* Passage fourni:
Le sélectionneur de l'Équipe de France Espoirs livre son regard sur la formation française, un modèle pour beaucoup selon lui, et se souvient de ses années à Clairefontaine.

Avant d’être nommé par le Comité exécutif de la FFF le 21 août comme nouveau sélectionneur de l’Équipe de France Espoirs, Thierry Henry, l’un des plus prestigieux ambassadeurs du football tricolore, a beaucoup voyagé, de la Juventus Turin au Red Bull New York en passant par Arsenal, Barcelone comme joueur, de Montréal à la sélection belge comme technicien. L’ancien attaquant international aux 123 sélections et 51 buts est formel : la formation à la française est un modèle pour beaucoup. Mais lui, quel regard pose-t-il dessus, au juste ? Quels souvenirs garde-t-il de ses années à Clairefontaine ?

* Données fournies:
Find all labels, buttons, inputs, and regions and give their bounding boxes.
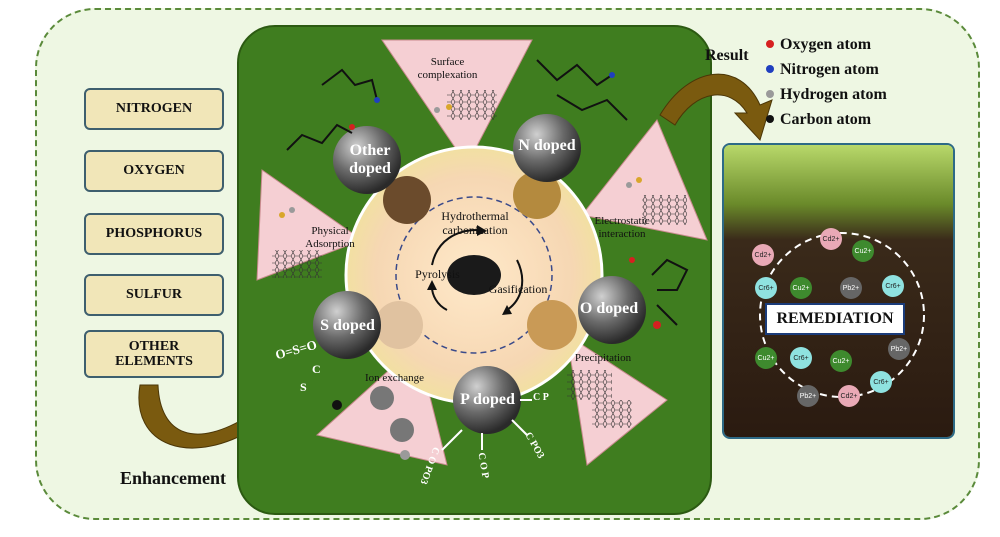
process-pyrolysis: Pyrolysis xyxy=(415,267,460,281)
ion-cu: Cu2+ xyxy=(755,347,777,369)
ion-cr: Cr6+ xyxy=(882,275,904,297)
ion-pb: Pb2+ xyxy=(840,277,862,299)
label-surface-complexation: Surface complexation xyxy=(417,56,478,81)
ion-cr: Cr6+ xyxy=(790,347,812,369)
label-precipitation: Precipitation xyxy=(574,352,632,364)
ion-cd: Cd2+ xyxy=(820,228,842,250)
legend-carbon: Carbon atom xyxy=(780,111,872,128)
legend-oxygen: Oxygen atom xyxy=(780,36,872,53)
label-electrostatic: Electrostatic interaction xyxy=(594,215,650,240)
element-box-other: OTHER ELEMENTS xyxy=(84,330,224,378)
process-hydrothermal: Hydrothermal carbonization xyxy=(441,209,509,237)
enhancement-label: Enhancement xyxy=(120,468,227,488)
ion-cu: Cu2+ xyxy=(852,240,874,262)
label-o-doped: O doped xyxy=(579,300,639,317)
process-gasification: Gasification xyxy=(488,282,548,296)
ion-cr: Cr6+ xyxy=(755,277,777,299)
legend-hydrogen: Hydrogen atom xyxy=(780,86,887,103)
group-cp: C P xyxy=(533,392,549,403)
ion-cr: Cr6+ xyxy=(870,371,892,393)
legend-nitrogen: Nitrogen atom xyxy=(780,61,879,78)
result-label: Result xyxy=(705,47,749,64)
group-s-c: C xyxy=(312,362,321,376)
ion-pb: Pb2+ xyxy=(797,385,819,407)
label-s-doped: S doped xyxy=(320,317,375,334)
ion-cd: Cd2+ xyxy=(838,385,860,407)
element-box-oxygen: OXYGEN xyxy=(84,150,224,192)
mechanism-diagram xyxy=(256,39,708,466)
label-ion-exchange: Ion exchange xyxy=(365,372,424,384)
element-box-nitrogen: NITROGEN xyxy=(84,88,224,130)
result-arrow xyxy=(659,73,773,141)
element-box-phosphorus: PHOSPHORUS xyxy=(84,213,224,255)
ion-cu: Cu2+ xyxy=(830,350,852,372)
label-n-doped: N doped xyxy=(518,137,576,154)
ion-cu: Cu2+ xyxy=(790,277,812,299)
ion-pb: Pb2+ xyxy=(888,338,910,360)
label-p-doped: P doped xyxy=(460,391,515,408)
ion-cd: Cd2+ xyxy=(752,244,774,266)
element-box-sulfur: SULFUR xyxy=(84,274,224,316)
legend-dots xyxy=(766,40,774,123)
label-physical-adsorption: Physical Adsorption xyxy=(305,225,355,250)
group-s-s: S xyxy=(300,380,307,394)
label-other-doped: Other doped xyxy=(349,142,391,177)
remediation-label: REMEDIATION xyxy=(765,303,905,335)
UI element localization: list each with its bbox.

* Consignes:
Reproduisez intégralement, sans rien y changer, le passage sur Thierry Henry et la formation française. Les enregistrements n'ont aucun rôle ici.

* Réponse:
Le sélectionneur de l'Équipe de France Espoirs livre son regard sur la formation française, un modèle pour beaucoup selon lui, et se souvient de ses années à Clairefontaine.

Avant d’être nommé par le Comité exécutif de la FFF le 21 août comme nouveau sélectionneur de l’Équipe de France Espoirs, Thierry Henry, l’un des plus prestigieux ambassadeurs du football tricolore, a beaucoup voyagé, de la Juventus Turin au Red Bull New York en passant par Arsenal, Barcelone comme joueur, de Montréal à la sélection belge comme technicien. L’ancien attaquant international aux 123 sélections et 51 buts est formel : la formation à la française est un modèle pour beaucoup. Mais lui, quel regard pose-t-il dessus, au juste ? Quels souvenirs garde-t-il de ses années à Clairefontaine ?